● **TASK INPUT**:
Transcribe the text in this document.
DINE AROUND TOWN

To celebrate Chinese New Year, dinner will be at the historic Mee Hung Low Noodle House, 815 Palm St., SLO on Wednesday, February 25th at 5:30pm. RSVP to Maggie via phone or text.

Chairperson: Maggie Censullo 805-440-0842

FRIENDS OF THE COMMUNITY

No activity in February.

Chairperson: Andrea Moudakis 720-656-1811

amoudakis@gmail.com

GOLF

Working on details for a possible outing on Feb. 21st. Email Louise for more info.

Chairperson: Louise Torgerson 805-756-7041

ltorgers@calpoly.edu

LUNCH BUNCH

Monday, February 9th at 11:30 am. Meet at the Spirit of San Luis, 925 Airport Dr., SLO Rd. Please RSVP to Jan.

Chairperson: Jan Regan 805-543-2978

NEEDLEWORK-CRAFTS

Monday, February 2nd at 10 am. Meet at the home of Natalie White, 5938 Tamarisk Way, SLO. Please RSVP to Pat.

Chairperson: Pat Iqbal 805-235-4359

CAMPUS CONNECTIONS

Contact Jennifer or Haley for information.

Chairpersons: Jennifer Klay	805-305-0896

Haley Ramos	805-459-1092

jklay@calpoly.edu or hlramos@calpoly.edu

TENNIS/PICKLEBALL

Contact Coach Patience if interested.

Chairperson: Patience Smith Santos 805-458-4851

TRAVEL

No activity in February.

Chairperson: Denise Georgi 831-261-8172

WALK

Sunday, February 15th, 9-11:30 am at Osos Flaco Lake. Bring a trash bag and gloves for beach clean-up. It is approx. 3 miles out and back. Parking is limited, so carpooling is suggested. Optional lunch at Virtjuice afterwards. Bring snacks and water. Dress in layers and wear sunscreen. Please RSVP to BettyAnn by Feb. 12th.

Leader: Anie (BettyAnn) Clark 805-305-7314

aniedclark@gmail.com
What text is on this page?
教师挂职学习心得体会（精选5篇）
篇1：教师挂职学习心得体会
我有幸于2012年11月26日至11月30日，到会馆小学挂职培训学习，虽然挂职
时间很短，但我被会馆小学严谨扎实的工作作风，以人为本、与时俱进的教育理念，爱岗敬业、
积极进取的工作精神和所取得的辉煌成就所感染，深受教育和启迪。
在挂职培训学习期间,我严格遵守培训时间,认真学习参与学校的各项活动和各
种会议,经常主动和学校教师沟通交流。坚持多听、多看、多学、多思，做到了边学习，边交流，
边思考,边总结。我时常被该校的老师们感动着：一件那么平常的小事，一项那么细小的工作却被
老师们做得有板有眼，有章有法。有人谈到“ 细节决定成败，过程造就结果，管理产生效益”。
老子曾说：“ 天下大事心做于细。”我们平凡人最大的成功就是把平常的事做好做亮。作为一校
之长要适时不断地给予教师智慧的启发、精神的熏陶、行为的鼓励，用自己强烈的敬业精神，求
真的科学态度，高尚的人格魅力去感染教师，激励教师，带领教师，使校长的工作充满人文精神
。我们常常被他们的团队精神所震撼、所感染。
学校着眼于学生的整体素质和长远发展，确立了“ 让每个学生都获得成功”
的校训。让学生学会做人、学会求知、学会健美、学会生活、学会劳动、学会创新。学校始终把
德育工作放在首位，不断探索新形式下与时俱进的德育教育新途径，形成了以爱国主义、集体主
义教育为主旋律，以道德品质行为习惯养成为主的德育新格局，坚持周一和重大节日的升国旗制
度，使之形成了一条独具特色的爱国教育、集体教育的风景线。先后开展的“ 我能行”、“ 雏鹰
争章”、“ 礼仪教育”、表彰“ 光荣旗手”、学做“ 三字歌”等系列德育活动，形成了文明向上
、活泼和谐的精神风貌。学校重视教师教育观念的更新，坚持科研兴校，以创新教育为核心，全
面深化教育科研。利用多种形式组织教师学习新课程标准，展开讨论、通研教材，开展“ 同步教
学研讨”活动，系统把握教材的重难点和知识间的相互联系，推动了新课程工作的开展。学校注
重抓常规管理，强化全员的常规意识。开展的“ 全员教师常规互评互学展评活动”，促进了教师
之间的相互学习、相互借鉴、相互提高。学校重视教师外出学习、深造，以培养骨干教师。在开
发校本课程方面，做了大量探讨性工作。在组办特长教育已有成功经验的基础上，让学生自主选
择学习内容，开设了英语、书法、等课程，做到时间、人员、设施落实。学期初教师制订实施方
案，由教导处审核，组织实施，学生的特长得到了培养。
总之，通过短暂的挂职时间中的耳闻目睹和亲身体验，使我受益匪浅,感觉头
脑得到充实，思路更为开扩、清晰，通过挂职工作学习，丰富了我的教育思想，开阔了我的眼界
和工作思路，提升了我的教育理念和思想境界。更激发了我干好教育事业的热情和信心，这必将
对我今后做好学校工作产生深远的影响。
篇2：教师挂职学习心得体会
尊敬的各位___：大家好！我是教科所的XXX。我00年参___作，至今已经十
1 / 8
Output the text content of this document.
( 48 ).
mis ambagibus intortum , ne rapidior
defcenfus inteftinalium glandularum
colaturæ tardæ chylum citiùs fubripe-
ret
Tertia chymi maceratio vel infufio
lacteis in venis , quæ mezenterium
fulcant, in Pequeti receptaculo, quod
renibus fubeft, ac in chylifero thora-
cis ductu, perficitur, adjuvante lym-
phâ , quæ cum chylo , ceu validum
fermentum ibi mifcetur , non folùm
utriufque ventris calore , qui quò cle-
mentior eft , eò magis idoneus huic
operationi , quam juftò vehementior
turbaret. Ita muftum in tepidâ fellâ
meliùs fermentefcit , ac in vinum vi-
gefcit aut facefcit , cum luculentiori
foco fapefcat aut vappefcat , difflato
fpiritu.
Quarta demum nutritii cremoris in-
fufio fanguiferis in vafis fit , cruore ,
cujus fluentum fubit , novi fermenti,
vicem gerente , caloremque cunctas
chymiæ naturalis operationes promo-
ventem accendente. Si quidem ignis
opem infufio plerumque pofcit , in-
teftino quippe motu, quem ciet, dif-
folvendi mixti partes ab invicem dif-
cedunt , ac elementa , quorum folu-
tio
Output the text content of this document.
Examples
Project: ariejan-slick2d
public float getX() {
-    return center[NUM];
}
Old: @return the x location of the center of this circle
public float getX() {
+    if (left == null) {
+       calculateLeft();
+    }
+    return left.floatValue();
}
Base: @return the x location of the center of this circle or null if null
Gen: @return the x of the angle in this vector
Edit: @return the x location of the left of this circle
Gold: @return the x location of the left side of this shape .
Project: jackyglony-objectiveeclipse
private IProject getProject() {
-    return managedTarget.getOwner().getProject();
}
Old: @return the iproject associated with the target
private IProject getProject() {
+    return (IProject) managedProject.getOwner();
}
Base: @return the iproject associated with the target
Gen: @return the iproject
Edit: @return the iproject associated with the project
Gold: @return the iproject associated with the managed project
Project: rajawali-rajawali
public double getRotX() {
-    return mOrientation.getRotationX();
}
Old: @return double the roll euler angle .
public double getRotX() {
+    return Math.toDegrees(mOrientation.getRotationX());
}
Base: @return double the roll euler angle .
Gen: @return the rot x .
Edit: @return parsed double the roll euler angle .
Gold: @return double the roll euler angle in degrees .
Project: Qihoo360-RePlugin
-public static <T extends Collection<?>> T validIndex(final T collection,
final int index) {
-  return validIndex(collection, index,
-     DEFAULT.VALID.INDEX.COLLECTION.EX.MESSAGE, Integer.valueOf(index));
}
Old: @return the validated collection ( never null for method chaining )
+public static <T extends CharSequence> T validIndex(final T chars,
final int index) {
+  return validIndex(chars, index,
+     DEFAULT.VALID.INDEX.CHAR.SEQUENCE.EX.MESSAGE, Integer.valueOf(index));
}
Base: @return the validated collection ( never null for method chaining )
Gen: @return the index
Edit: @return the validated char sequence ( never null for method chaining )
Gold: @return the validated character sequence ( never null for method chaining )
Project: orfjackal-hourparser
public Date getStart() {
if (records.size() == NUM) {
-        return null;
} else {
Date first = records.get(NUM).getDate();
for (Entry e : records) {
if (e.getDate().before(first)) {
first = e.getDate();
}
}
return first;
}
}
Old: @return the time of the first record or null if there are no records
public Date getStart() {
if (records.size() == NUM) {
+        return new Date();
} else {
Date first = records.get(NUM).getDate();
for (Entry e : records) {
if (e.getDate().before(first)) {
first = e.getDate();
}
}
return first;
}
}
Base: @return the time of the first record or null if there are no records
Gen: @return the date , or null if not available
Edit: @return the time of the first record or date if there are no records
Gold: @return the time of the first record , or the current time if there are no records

● **EXERCISE DIRECTIONS**: What is the number of lines in the listing that contain the string "Louise"? Reply with that number alone.

● **WRITTEN ANSWER**: 2